Figure content listings
=====
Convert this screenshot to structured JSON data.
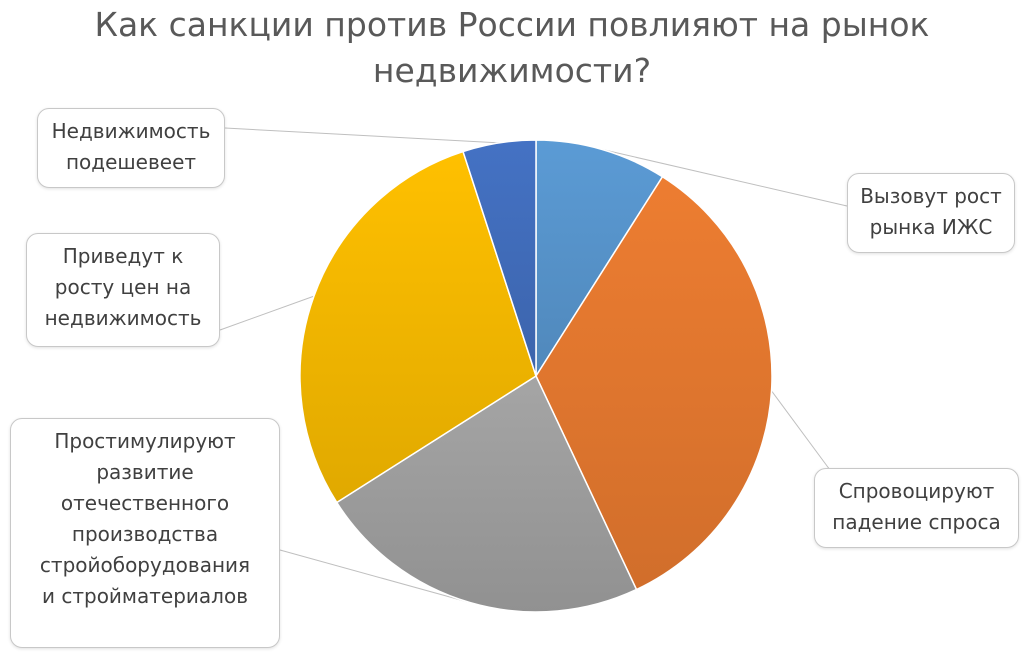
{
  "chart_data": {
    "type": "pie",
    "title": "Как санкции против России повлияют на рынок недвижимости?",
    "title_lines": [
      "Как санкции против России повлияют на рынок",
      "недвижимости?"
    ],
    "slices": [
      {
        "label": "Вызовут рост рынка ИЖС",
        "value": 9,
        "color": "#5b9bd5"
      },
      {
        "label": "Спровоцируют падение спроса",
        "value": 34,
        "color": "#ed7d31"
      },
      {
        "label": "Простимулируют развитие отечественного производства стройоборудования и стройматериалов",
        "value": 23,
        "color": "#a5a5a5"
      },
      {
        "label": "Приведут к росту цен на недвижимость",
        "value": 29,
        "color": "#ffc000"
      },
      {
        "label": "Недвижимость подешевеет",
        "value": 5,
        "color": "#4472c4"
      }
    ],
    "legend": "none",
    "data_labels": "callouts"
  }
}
=====
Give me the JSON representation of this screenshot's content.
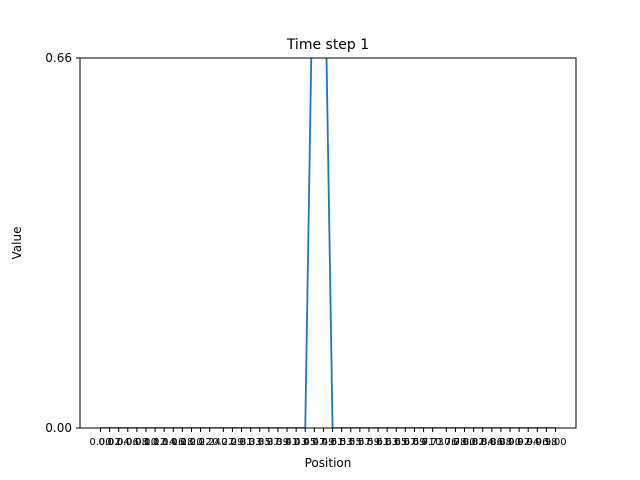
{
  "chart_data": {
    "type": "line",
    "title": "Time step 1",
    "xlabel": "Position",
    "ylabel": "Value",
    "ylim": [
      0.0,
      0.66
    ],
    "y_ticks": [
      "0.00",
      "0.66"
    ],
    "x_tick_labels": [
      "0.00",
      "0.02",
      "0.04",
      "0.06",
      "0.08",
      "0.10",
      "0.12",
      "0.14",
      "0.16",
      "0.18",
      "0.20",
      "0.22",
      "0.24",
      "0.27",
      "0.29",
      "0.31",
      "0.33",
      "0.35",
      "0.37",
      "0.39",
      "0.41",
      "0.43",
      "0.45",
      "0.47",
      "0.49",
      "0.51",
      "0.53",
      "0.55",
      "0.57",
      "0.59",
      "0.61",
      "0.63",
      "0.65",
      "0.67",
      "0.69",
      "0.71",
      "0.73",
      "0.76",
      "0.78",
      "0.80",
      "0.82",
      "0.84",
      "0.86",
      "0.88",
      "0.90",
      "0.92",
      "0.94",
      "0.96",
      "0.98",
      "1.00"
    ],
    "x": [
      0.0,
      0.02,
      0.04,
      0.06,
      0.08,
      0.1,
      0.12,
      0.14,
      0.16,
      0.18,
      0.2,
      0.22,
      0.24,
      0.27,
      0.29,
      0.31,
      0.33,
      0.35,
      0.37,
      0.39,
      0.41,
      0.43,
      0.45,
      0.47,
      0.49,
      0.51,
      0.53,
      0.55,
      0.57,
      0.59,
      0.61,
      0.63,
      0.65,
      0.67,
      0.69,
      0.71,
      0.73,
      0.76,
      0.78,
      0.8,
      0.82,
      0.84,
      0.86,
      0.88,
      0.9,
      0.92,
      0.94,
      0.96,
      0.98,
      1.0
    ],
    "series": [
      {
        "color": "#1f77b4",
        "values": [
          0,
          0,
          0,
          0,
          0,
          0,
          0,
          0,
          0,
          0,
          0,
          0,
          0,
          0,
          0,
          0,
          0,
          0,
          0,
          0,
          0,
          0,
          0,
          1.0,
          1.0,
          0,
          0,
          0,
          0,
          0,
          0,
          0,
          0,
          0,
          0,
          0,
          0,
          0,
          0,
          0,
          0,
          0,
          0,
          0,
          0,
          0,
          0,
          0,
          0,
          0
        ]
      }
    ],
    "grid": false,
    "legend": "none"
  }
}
=====
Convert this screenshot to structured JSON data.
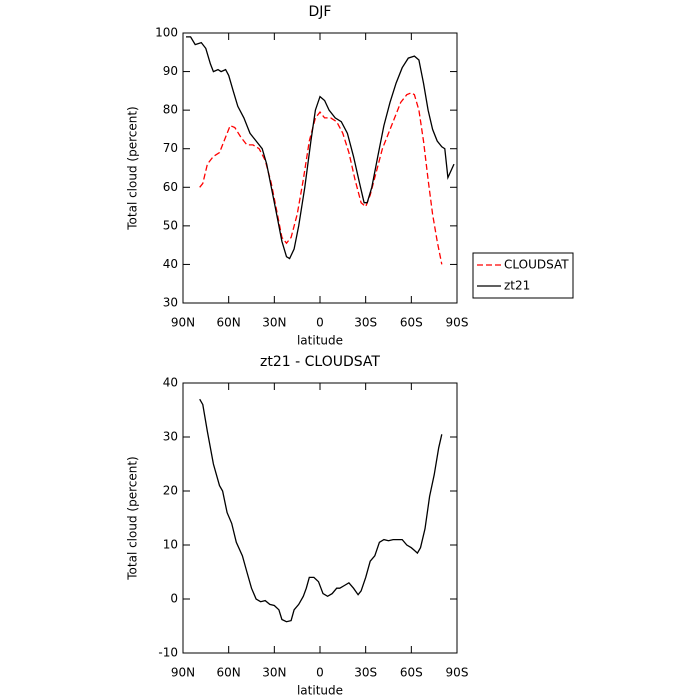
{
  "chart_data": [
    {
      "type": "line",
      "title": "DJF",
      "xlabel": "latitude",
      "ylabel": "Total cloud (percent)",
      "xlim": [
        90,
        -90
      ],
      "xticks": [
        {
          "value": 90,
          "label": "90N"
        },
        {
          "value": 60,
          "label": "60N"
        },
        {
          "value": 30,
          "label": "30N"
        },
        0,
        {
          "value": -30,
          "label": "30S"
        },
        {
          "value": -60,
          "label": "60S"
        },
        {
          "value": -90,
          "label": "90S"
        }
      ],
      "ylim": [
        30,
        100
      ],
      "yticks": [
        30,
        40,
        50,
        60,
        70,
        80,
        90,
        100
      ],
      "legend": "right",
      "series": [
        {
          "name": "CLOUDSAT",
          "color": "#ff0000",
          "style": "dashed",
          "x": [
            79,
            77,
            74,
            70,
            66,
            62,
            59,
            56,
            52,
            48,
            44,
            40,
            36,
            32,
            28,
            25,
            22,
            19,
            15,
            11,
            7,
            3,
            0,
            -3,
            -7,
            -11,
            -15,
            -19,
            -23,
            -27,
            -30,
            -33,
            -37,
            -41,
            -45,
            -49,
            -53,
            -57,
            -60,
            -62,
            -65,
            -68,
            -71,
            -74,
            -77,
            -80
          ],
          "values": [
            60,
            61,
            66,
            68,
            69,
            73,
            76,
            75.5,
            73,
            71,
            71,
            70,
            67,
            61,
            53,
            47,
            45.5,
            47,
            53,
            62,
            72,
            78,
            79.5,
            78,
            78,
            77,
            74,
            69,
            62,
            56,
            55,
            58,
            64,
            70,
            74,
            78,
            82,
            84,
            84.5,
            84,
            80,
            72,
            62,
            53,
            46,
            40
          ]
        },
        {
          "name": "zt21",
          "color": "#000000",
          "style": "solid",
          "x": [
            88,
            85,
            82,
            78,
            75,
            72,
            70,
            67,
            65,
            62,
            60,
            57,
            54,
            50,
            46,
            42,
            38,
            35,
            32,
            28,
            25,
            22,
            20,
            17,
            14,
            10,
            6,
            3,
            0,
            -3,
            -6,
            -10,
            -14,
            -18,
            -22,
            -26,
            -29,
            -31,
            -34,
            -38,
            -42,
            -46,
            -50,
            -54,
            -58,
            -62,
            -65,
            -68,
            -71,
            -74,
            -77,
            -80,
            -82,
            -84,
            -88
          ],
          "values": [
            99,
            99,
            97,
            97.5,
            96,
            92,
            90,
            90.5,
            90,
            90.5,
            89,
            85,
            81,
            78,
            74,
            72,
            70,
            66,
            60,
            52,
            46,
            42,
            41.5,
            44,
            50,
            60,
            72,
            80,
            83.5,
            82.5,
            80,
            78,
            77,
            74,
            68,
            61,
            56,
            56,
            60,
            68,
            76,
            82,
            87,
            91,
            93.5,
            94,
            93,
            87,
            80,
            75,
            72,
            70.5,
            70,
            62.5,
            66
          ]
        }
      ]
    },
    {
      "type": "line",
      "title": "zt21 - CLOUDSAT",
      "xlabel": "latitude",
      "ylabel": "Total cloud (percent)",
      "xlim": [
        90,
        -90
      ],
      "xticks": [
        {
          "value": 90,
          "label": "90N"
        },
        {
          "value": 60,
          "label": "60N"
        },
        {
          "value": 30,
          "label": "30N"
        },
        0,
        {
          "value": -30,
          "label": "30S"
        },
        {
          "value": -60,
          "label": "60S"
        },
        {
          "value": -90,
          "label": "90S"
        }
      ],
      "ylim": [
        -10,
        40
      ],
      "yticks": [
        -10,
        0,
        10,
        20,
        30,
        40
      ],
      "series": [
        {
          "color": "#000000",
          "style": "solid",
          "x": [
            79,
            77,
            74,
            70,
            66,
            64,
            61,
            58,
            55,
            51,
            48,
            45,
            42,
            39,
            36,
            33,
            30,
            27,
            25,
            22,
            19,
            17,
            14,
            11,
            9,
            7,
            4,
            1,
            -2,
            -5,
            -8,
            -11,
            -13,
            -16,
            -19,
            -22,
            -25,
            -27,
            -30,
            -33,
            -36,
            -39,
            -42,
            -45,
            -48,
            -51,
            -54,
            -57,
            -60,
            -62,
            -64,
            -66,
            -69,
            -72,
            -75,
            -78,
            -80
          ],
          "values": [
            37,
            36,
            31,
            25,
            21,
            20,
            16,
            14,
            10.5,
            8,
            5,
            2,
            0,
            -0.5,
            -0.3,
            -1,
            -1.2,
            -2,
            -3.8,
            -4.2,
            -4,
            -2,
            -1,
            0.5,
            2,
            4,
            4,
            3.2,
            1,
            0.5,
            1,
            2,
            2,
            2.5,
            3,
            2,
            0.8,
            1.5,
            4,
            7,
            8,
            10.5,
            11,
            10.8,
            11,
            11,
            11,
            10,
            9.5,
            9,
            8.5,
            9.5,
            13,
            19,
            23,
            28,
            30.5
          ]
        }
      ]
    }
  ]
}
=====
#### Prompt:
Go through the material above and copy each line that has the word "рынок".

#### Response to this task:
    "title": "Как санкции против России повлияют на рынок недвижимости?",
      "Как санкции против России повлияют на рынок",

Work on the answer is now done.